TASK INPUT:
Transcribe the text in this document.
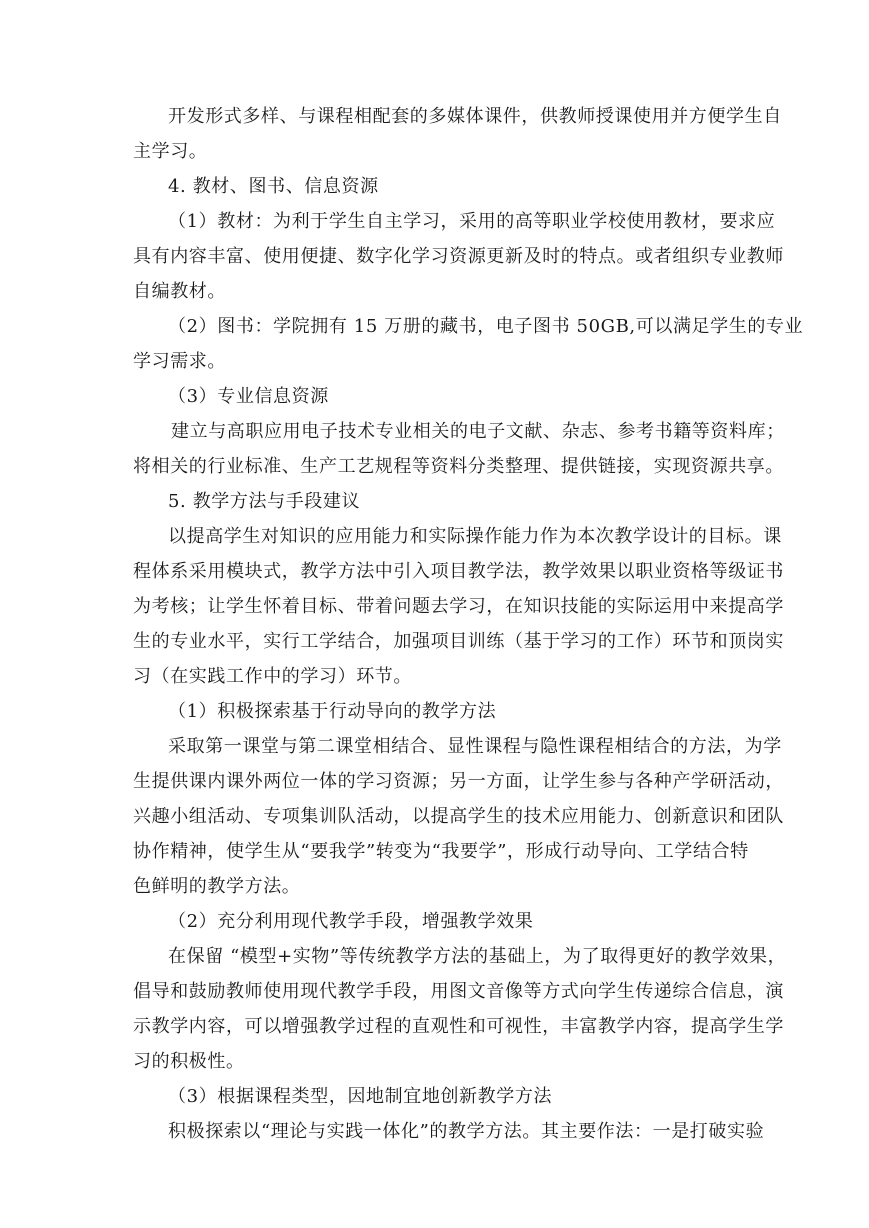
开发形式多样、与课程相配套的多媒体课件，供教师授课使用并方便学生自
主学习。
4. 教材、图书、信息资源
（1）教材：为利于学生自主学习，采用的高等职业学校使用教材，要求应
具有内容丰富、使用便捷、数字化学习资源更新及时的特点。或者组织专业教师
自编教材。
（2）图书：学院拥有 15 万册的藏书，电子图书 50GB,可以满足学生的专业
学习需求。
（3）专业信息资源
建立与高职应用电子技术专业相关的电子文献、杂志、参考书籍等资料库；
将相关的行业标准、生产工艺规程等资料分类整理、提供链接，实现资源共享。
5. 教学方法与手段建议
以提高学生对知识的应用能力和实际操作能力作为本次教学设计的目标。课
程体系采用模块式，教学方法中引入项目教学法，教学效果以职业资格等级证书
为考核；让学生怀着目标、带着问题去学习，在知识技能的实际运用中来提高学
生的专业水平，实行工学结合，加强项目训练（基于学习的工作）环节和顶岗实
习（在实践工作中的学习）环节。
（1）积极探索基于行动导向的教学方法
采取第一课堂与第二课堂相结合、显性课程与隐性课程相结合的方法，为学
生提供课内课外两位一体的学习资源；另一方面，让学生参与各种产学研活动，
兴趣小组活动、专项集训队活动，以提高学生的技术应用能力、创新意识和团队
协作精神，使学生从“要我学”转变为“我要学”，形成行动导向、工学结合特
色鲜明的教学方法。
（2）充分利用现代教学手段，增强教学效果
在保留 “模型+实物”等传统教学方法的基础上，为了取得更好的教学效果，
倡导和鼓励教师使用现代教学手段，用图文音像等方式向学生传递综合信息，演
示教学内容，可以增强教学过程的直观性和可视性，丰富教学内容，提高学生学
习的积极性。
（3）根据课程类型，因地制宜地创新教学方法
积极探索以“理论与实践一体化”的教学方法。其主要作法：一是打破实验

SHORT TASK: Repeat the records in full, exactly as they appear, without the pictures.

WRITTEN RESPONSE:
Transcribe the text in this document.
开发形式多样、与课程相配套的多媒体课件，供教师授课使用并方便学生自
主学习。
4. 教材、图书、信息资源
（1）教材：为利于学生自主学习，采用的高等职业学校使用教材，要求应
具有内容丰富、使用便捷、数字化学习资源更新及时的特点。或者组织专业教师
自编教材。
（2）图书：学院拥有 15 万册的藏书，电子图书 50GB,可以满足学生的专业
学习需求。
（3）专业信息资源
建立与高职应用电子技术专业相关的电子文献、杂志、参考书籍等资料库；
将相关的行业标准、生产工艺规程等资料分类整理、提供链接，实现资源共享。
5. 教学方法与手段建议
以提高学生对知识的应用能力和实际操作能力作为本次教学设计的目标。课
程体系采用模块式，教学方法中引入项目教学法，教学效果以职业资格等级证书
为考核；让学生怀着目标、带着问题去学习，在知识技能的实际运用中来提高学
生的专业水平，实行工学结合，加强项目训练（基于学习的工作）环节和顶岗实
习（在实践工作中的学习）环节。
（1）积极探索基于行动导向的教学方法
采取第一课堂与第二课堂相结合、显性课程与隐性课程相结合的方法，为学
生提供课内课外两位一体的学习资源；另一方面，让学生参与各种产学研活动，
兴趣小组活动、专项集训队活动，以提高学生的技术应用能力、创新意识和团队
协作精神，使学生从“要我学”转变为“我要学”，形成行动导向、工学结合特
色鲜明的教学方法。
（2）充分利用现代教学手段，增强教学效果
在保留 “模型+实物”等传统教学方法的基础上，为了取得更好的教学效果，
倡导和鼓励教师使用现代教学手段，用图文音像等方式向学生传递综合信息，演
示教学内容，可以增强教学过程的直观性和可视性，丰富教学内容，提高学生学
习的积极性。
（3）根据课程类型，因地制宜地创新教学方法
积极探索以“理论与实践一体化”的教学方法。其主要作法：一是打破实验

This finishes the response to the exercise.